─── Input for this task ───

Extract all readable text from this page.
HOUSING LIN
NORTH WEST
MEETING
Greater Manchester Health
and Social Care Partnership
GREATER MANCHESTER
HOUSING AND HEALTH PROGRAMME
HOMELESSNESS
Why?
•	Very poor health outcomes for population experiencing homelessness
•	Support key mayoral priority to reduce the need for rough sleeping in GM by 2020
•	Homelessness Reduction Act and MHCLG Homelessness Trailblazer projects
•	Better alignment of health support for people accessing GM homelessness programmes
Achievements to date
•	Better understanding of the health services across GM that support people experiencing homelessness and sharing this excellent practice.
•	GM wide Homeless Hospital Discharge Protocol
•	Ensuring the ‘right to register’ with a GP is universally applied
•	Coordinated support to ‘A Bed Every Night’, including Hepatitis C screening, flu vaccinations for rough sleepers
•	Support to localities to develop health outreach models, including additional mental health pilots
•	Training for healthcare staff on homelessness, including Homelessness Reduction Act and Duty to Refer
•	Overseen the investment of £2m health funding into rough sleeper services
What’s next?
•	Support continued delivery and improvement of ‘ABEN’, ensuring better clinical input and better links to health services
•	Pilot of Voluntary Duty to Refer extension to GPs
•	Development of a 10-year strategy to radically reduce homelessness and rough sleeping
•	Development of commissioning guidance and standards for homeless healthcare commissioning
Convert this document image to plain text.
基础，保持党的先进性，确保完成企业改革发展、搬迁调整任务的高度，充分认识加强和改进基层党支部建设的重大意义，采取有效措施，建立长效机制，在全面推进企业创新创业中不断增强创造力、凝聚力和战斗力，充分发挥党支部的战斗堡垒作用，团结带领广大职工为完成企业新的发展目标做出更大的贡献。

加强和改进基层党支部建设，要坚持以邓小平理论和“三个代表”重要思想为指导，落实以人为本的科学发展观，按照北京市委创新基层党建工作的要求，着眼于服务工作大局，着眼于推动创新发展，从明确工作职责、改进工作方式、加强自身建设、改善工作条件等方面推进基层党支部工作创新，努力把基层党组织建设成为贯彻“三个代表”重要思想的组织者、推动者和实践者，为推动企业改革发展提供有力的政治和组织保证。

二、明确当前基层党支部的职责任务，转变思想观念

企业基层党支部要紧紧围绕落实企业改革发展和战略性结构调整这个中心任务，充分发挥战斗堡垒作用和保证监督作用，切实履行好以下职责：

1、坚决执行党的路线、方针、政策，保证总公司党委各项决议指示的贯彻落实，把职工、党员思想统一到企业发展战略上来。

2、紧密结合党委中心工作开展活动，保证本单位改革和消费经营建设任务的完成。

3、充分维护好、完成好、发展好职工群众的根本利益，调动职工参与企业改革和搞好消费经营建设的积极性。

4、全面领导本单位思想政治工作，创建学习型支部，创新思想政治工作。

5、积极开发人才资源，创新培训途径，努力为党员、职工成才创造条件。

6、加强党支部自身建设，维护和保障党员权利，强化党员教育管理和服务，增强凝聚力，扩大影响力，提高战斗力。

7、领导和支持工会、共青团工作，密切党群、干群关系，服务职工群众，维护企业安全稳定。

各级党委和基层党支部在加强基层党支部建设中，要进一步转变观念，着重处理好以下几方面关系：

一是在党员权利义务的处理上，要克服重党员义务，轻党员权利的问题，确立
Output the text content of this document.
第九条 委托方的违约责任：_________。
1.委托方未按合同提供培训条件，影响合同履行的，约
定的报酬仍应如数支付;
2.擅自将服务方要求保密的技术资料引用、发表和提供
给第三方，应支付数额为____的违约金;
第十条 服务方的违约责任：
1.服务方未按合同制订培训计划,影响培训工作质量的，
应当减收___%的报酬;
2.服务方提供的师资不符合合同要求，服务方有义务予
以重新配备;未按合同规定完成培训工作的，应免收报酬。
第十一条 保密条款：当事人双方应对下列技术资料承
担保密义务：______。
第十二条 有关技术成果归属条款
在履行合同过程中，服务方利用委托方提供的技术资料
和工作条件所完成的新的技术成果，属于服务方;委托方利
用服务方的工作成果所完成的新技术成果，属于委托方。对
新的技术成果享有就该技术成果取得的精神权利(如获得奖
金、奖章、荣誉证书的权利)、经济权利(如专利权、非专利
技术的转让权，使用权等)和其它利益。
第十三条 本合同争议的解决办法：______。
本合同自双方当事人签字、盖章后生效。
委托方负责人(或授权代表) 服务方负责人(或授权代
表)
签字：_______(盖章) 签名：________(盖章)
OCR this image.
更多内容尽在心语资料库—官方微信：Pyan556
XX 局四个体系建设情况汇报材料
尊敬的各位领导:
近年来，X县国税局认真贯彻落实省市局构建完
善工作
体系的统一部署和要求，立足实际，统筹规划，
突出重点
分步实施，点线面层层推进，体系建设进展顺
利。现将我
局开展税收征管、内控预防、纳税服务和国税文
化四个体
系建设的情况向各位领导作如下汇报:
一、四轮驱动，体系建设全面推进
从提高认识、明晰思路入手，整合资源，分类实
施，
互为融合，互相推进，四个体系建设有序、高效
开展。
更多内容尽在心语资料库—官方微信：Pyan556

───

Your task is to repeat every entry exactly.

Extract all readable text from this page.
HOUSING LIN
NORTH WEST
MEETING
Greater Manchester Health
and Social Care Partnership
GREATER MANCHESTER
HOUSING AND HEALTH PROGRAMME
HOMELESSNESS
Why?
•	Very poor health outcomes for population experiencing homelessness
•	Support key mayoral priority to reduce the need for rough sleeping in GM by 2020
•	Homelessness Reduction Act and MHCLG Homelessness Trailblazer projects
•	Better alignment of health support for people accessing GM homelessness programmes
Achievements to date
•	Better understanding of the health services across GM that support people experiencing homelessness and sharing this excellent practice.
•	GM wide Homeless Hospital Discharge Protocol
•	Ensuring the ‘right to register’ with a GP is universally applied
•	Coordinated support to ‘A Bed Every Night’, including Hepatitis C screening, flu vaccinations for rough sleepers
•	Support to localities to develop health outreach models, including additional mental health pilots
•	Training for healthcare staff on homelessness, including Homelessness Reduction Act and Duty to Refer
•	Overseen the investment of £2m health funding into rough sleeper services
What’s next?
•	Support continued delivery and improvement of ‘ABEN’, ensuring better clinical input and better links to health services
•	Pilot of Voluntary Duty to Refer extension to GPs
•	Development of a 10-year strategy to radically reduce homelessness and rough sleeping
•	Development of commissioning guidance and standards for homeless healthcare commissioning
Convert this document image to plain text.
基础，保持党的先进性，确保完成企业改革发展、搬迁调整任务的高度，充分认识加强和改进基层党支部建设的重大意义，采取有效措施，建立长效机制，在全面推进企业创新创业中不断增强创造力、凝聚力和战斗力，充分发挥党支部的战斗堡垒作用，团结带领广大职工为完成企业新的发展目标做出更大的贡献。

加强和改进基层党支部建设，要坚持以邓小平理论和“三个代表”重要思想为指导，落实以人为本的科学发展观，按照北京市委创新基层党建工作的要求，着眼于服务工作大局，着眼于推动创新发展，从明确工作职责、改进工作方式、加强自身建设、改善工作条件等方面推进基层党支部工作创新，努力把基层党组织建设成为贯彻“三个代表”重要思想的组织者、推动者和实践者，为推动企业改革发展提供有力的政治和组织保证。

二、明确当前基层党支部的职责任务，转变思想观念

企业基层党支部要紧紧围绕落实企业改革发展和战略性结构调整这个中心任务，充分发挥战斗堡垒作用和保证监督作用，切实履行好以下职责：

1、坚决执行党的路线、方针、政策，保证总公司党委各项决议指示的贯彻落实，把职工、党员思想统一到企业发展战略上来。

2、紧密结合党委中心工作开展活动，保证本单位改革和消费经营建设任务的完成。

3、充分维护好、完成好、发展好职工群众的根本利益，调动职工参与企业改革和搞好消费经营建设的积极性。

4、全面领导本单位思想政治工作，创建学习型支部，创新思想政治工作。

5、积极开发人才资源，创新培训途径，努力为党员、职工成才创造条件。

6、加强党支部自身建设，维护和保障党员权利，强化党员教育管理和服务，增强凝聚力，扩大影响力，提高战斗力。

7、领导和支持工会、共青团工作，密切党群、干群关系，服务职工群众，维护企业安全稳定。

各级党委和基层党支部在加强基层党支部建设中，要进一步转变观念，着重处理好以下几方面关系：

一是在党员权利义务的处理上，要克服重党员义务，轻党员权利的问题，确立
Output the text content of this document.
第九条 委托方的违约责任：_________。
1.委托方未按合同提供培训条件，影响合同履行的，约
定的报酬仍应如数支付;
2.擅自将服务方要求保密的技术资料引用、发表和提供
给第三方，应支付数额为____的违约金;
第十条 服务方的违约责任：
1.服务方未按合同制订培训计划,影响培训工作质量的，
应当减收___%的报酬;
2.服务方提供的师资不符合合同要求，服务方有义务予
以重新配备;未按合同规定完成培训工作的，应免收报酬。
第十一条 保密条款：当事人双方应对下列技术资料承
担保密义务：______。
第十二条 有关技术成果归属条款
在履行合同过程中，服务方利用委托方提供的技术资料
和工作条件所完成的新的技术成果，属于服务方;委托方利
用服务方的工作成果所完成的新技术成果，属于委托方。对
新的技术成果享有就该技术成果取得的精神权利(如获得奖
金、奖章、荣誉证书的权利)、经济权利(如专利权、非专利
技术的转让权，使用权等)和其它利益。
第十三条 本合同争议的解决办法：______。
本合同自双方当事人签字、盖章后生效。
委托方负责人(或授权代表) 服务方负责人(或授权代
表)
签字：_______(盖章) 签名：________(盖章)
OCR this image.
更多内容尽在心语资料库—官方微信：Pyan556
XX 局四个体系建设情况汇报材料
尊敬的各位领导:
近年来，X县国税局认真贯彻落实省市局构建完
善工作
体系的统一部署和要求，立足实际，统筹规划，
突出重点
分步实施，点线面层层推进，体系建设进展顺
利。现将我
局开展税收征管、内控预防、纳税服务和国税文
化四个体
系建设的情况向各位领导作如下汇报:
一、四轮驱动，体系建设全面推进
从提高认识、明晰思路入手，整合资源，分类实
施，
互为融合，互相推进，四个体系建设有序、高效
开展。
更多内容尽在心语资料库—官方微信：Pyan556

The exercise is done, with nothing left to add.